→ What the exercise asks: Extract from the listing each line in which the word "body" appears.

→ Record list:
# # # # #

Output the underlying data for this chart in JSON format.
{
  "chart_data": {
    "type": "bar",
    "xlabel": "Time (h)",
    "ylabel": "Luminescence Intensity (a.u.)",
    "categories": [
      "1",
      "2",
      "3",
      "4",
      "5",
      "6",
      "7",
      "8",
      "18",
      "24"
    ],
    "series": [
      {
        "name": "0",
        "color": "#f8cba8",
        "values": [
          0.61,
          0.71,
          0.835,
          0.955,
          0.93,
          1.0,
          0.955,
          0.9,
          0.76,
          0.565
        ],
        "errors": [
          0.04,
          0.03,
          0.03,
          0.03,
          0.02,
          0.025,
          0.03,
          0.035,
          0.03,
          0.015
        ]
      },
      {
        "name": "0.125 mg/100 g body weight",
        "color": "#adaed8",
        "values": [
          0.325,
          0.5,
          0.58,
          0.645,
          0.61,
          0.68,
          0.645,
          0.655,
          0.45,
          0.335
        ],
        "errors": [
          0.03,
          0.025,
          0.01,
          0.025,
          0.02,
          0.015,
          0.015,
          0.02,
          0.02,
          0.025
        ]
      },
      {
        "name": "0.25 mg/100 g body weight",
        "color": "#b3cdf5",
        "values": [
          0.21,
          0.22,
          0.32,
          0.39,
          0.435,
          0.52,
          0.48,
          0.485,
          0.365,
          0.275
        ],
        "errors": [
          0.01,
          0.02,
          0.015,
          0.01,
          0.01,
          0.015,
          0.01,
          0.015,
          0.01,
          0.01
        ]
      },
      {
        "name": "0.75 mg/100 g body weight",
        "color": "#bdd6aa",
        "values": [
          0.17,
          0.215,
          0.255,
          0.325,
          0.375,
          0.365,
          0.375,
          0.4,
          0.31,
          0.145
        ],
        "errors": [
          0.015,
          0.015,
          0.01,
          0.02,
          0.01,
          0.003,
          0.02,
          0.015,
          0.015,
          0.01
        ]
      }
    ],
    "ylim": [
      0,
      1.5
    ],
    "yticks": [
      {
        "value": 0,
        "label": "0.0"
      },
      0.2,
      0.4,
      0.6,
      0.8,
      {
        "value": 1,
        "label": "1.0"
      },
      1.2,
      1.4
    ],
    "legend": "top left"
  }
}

# # # # #

→ Result for this exercise:
        "name": "0.125 mg/100 g body weight",
        "name": "0.25 mg/100 g body weight",
        "name": "0.75 mg/100 g body weight",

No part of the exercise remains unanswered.